Find each line with the string "JSON" and report it.

Data entries for graphics:
────────

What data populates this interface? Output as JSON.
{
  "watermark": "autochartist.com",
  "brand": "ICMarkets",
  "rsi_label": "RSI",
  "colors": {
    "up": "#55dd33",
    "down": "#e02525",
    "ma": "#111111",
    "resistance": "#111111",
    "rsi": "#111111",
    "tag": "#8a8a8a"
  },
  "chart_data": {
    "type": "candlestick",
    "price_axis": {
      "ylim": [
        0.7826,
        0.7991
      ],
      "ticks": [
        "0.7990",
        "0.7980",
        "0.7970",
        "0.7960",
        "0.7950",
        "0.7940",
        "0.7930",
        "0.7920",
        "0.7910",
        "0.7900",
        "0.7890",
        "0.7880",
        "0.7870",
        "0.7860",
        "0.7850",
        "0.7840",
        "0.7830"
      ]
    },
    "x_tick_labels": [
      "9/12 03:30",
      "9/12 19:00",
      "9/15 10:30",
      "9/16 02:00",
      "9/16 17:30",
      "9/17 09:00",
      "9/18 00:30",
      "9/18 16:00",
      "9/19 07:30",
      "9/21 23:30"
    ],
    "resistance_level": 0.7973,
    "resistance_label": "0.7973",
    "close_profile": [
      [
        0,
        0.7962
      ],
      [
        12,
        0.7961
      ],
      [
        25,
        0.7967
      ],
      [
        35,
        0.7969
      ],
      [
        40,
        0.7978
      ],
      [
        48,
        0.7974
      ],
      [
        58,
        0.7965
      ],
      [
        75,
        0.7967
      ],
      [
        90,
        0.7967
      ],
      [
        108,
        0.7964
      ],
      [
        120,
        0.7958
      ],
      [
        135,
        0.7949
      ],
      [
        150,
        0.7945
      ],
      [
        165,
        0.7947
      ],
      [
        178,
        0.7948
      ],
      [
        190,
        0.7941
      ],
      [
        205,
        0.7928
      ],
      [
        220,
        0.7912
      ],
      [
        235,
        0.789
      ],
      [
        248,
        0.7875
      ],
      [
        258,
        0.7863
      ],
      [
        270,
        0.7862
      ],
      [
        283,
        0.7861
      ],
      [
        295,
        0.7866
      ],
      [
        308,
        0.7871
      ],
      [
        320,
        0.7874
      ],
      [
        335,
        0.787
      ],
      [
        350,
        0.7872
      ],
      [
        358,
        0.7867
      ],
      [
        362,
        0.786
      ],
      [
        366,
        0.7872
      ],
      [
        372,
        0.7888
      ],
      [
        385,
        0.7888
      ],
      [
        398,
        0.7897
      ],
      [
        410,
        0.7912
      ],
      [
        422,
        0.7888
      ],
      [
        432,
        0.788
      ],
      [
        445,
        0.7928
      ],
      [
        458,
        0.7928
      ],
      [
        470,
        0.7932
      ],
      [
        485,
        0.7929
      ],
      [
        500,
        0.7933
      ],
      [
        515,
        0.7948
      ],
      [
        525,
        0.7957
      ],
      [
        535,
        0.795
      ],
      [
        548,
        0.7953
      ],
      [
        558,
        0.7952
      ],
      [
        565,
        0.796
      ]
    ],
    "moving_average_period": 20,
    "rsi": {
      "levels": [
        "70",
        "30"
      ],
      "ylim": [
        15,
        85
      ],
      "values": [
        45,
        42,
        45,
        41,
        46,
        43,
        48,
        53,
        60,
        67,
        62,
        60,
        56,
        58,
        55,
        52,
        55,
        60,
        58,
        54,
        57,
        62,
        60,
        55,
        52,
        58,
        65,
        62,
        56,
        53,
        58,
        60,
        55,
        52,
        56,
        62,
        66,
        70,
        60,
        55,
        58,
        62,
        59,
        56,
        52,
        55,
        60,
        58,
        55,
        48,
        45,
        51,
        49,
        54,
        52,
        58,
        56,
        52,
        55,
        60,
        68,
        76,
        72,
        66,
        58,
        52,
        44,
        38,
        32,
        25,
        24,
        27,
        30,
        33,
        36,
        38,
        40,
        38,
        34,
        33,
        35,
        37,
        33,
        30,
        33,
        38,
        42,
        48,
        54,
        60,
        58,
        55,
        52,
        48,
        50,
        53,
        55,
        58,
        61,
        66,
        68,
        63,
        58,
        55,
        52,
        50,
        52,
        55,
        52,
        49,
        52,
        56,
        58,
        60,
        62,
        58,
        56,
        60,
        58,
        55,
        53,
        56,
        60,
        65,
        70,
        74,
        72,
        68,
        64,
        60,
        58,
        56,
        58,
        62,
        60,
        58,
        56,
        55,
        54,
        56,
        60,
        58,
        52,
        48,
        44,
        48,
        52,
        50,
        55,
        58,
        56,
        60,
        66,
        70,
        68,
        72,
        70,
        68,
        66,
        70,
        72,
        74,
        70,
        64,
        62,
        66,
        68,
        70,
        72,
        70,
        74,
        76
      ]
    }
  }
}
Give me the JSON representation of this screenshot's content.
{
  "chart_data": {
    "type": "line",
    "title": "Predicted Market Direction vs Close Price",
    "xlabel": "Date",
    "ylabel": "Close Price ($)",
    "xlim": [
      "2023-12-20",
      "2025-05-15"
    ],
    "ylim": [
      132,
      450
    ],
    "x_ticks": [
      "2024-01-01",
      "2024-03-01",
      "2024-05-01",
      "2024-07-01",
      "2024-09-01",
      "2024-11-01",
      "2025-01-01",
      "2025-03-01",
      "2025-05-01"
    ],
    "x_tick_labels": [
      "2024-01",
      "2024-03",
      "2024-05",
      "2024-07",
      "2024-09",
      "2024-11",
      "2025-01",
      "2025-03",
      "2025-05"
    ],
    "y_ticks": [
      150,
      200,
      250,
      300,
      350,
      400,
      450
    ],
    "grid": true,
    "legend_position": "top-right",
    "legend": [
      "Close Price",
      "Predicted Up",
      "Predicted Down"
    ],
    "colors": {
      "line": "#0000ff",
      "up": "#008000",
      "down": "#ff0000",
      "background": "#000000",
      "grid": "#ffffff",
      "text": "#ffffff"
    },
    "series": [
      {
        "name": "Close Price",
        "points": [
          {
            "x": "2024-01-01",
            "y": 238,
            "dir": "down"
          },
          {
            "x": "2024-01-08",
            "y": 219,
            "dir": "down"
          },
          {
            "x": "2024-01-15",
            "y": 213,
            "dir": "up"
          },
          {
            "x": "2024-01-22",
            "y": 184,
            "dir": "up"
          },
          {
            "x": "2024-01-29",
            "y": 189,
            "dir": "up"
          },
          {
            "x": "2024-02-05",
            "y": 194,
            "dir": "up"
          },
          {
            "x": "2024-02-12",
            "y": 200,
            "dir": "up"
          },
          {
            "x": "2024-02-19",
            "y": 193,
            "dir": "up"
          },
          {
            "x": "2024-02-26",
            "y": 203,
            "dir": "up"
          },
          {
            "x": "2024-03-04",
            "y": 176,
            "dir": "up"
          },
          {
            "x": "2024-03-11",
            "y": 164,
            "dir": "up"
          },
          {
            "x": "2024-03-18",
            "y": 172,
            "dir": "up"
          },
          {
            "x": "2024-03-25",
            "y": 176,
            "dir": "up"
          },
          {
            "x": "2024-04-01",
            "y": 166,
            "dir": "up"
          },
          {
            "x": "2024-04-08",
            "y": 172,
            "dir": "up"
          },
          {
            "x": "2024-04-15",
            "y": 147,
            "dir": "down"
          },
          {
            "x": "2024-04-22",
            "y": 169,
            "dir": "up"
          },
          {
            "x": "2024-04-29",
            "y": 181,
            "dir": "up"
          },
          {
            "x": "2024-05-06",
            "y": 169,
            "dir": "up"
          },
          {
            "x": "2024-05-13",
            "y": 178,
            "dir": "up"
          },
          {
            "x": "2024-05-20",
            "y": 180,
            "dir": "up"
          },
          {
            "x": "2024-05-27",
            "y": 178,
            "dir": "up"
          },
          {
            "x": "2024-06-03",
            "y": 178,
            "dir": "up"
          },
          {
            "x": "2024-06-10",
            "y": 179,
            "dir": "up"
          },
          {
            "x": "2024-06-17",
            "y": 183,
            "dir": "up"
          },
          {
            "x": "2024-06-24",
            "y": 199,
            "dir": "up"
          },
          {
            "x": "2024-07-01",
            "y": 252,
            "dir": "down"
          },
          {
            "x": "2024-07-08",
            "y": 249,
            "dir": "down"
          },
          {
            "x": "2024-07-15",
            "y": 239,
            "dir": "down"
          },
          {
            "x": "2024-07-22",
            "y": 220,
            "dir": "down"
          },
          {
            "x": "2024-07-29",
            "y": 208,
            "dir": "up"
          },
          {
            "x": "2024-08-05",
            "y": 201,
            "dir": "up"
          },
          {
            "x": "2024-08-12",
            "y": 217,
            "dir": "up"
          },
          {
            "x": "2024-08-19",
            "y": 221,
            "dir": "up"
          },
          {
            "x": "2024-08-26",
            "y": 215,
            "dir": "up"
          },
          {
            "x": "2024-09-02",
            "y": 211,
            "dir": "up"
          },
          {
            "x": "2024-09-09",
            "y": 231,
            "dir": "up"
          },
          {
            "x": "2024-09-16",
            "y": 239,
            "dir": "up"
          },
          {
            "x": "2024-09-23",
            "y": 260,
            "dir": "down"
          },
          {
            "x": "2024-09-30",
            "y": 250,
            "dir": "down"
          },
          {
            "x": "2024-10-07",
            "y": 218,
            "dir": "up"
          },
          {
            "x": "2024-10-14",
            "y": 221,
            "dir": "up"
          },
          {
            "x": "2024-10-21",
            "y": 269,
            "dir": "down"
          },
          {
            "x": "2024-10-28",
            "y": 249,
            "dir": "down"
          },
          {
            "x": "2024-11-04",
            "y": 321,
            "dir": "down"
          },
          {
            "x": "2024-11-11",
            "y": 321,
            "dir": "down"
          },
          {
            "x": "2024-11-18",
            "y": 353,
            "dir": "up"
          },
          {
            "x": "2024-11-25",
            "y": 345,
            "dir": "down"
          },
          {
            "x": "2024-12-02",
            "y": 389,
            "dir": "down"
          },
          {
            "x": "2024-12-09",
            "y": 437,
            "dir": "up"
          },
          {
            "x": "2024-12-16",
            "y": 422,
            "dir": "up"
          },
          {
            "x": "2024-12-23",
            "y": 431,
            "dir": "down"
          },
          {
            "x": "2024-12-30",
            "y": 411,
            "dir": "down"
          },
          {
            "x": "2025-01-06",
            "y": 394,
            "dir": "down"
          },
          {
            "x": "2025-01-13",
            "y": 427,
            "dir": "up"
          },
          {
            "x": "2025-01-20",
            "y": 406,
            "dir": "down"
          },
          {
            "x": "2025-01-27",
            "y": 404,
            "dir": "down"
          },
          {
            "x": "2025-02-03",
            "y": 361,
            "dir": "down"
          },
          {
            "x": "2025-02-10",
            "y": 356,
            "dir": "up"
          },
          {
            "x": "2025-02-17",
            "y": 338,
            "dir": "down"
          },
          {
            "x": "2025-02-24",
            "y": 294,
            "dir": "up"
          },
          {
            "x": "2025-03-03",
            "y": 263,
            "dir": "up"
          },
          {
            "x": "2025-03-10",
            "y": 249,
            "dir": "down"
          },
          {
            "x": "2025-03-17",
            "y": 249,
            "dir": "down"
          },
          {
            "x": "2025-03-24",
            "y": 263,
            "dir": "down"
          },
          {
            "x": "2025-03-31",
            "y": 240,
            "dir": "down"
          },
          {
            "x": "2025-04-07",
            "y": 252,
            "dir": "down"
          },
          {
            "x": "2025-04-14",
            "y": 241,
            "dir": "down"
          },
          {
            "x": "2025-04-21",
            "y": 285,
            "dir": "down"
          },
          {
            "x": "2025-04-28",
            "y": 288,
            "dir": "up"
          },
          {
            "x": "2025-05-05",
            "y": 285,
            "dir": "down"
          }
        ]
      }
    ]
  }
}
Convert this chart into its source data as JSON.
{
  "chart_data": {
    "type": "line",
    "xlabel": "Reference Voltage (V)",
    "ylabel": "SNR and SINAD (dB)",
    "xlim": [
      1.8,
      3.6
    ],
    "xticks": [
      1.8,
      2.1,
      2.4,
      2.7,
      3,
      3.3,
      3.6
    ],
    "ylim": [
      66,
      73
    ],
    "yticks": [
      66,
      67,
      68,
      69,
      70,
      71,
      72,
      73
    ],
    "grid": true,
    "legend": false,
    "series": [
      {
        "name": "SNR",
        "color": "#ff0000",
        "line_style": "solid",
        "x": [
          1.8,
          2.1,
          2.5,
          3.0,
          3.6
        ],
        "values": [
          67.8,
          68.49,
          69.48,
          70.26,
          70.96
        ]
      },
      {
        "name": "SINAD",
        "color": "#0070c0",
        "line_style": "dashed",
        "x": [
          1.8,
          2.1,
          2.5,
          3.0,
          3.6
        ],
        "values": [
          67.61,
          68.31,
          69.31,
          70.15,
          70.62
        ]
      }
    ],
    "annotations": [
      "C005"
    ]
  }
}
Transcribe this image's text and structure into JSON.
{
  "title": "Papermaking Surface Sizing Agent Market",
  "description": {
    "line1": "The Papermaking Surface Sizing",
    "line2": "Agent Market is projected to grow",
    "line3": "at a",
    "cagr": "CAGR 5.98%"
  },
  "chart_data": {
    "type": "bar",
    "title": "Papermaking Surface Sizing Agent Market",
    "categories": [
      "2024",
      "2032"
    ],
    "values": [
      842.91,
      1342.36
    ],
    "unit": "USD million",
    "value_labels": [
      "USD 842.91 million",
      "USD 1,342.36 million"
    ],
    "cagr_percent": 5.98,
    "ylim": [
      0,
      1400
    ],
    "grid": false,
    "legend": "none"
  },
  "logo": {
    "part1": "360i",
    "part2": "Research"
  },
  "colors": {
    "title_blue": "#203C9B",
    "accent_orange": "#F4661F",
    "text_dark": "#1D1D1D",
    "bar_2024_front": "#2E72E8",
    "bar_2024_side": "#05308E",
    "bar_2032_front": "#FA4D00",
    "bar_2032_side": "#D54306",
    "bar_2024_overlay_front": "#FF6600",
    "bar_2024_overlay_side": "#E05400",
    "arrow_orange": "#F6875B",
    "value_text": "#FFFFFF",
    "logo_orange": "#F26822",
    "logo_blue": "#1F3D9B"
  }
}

────────

▸ **Response to this task**
What data populates this interface? Output as JSON.
Give me the JSON representation of this screenshot's content.
Convert this chart into its source data as JSON.
Transcribe this image's text and structure into JSON.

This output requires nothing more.